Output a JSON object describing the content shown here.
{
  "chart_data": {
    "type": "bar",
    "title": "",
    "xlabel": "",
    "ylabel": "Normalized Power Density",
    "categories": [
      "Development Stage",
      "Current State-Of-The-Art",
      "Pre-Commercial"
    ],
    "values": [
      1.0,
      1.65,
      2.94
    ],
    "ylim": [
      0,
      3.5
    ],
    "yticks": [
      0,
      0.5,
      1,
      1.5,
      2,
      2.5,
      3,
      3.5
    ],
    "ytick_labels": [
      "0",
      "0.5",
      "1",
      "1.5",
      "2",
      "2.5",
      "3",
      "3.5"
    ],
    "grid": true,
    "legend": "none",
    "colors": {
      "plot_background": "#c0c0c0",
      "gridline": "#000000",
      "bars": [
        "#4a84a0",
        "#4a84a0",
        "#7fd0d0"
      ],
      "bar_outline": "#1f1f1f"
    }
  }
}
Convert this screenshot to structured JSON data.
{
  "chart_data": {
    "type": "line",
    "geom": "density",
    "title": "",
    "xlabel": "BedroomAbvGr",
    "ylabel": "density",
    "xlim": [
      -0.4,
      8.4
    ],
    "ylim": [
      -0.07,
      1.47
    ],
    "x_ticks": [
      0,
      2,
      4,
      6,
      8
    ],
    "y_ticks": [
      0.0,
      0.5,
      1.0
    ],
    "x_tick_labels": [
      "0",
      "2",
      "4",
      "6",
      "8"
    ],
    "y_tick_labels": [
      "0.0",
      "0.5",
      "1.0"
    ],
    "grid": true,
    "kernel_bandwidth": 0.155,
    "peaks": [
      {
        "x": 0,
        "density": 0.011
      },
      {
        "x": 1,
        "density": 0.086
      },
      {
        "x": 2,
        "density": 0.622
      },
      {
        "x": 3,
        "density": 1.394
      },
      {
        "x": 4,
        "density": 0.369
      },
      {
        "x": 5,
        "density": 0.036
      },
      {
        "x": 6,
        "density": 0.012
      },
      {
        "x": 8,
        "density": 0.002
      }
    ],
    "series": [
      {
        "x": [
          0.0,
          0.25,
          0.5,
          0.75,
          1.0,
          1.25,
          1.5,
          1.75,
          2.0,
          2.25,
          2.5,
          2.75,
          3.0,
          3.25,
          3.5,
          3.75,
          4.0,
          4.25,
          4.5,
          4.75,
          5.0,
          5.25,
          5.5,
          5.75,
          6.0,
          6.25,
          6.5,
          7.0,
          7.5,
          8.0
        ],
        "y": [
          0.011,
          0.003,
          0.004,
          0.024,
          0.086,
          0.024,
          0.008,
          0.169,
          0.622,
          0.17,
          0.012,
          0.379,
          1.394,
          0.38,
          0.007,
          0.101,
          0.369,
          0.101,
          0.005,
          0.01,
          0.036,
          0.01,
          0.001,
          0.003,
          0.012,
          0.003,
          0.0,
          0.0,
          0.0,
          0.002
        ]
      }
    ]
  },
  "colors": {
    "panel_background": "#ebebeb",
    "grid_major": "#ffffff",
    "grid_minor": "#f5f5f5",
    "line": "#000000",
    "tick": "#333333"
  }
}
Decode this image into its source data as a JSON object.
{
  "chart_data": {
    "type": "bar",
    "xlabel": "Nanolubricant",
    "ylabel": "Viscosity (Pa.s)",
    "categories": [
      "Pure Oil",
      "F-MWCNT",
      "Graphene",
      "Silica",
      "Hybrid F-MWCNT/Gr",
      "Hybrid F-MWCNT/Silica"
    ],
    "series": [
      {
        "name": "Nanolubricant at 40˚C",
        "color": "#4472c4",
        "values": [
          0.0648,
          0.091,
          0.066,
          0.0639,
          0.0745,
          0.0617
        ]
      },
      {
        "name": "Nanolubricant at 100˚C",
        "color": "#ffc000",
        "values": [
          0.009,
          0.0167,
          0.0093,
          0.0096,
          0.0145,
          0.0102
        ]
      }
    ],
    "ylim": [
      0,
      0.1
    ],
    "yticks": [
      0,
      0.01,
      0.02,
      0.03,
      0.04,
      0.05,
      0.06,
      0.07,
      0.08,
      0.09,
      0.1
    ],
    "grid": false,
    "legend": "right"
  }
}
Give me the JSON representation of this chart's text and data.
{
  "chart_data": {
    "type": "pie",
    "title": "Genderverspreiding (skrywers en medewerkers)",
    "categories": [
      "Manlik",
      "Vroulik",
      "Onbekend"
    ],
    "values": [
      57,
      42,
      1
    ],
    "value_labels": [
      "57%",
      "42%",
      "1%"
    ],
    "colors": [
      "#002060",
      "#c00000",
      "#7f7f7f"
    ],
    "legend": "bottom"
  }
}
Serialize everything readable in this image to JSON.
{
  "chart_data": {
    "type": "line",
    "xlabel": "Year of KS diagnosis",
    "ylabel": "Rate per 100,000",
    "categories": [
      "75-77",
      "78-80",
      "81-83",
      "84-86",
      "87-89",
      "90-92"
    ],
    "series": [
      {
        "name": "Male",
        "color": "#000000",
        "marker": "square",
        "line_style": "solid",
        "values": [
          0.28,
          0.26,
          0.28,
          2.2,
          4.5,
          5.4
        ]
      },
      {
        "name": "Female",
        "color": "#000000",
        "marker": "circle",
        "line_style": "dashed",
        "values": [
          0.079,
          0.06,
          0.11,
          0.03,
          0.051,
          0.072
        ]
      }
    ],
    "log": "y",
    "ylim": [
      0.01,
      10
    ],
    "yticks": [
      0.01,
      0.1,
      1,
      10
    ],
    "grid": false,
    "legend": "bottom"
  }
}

▶ **Exercise objective**
Your task is to reproduce, exactly and exclusively, the lines from the one holding "Serialize everything readable" through the final line of the listing.

▶ **The response**
Serialize everything readable in this image to JSON.
{
  "chart_data": {
    "type": "line",
    "xlabel": "Year of KS diagnosis",
    "ylabel": "Rate per 100,000",
    "categories": [
      "75-77",
      "78-80",
      "81-83",
      "84-86",
      "87-89",
      "90-92"
    ],
    "series": [
      {
        "name": "Male",
        "color": "#000000",
        "marker": "square",
        "line_style": "solid",
        "values": [
          0.28,
          0.26,
          0.28,
          2.2,
          4.5,
          5.4
        ]
      },
      {
        "name": "Female",
        "color": "#000000",
        "marker": "circle",
        "line_style": "dashed",
        "values": [
          0.079,
          0.06,
          0.11,
          0.03,
          0.051,
          0.072
        ]
      }
    ],
    "log": "y",
    "ylim": [
      0.01,
      10
    ],
    "yticks": [
      0.01,
      0.1,
      1,
      10
    ],
    "grid": false,
    "legend": "bottom"
  }
}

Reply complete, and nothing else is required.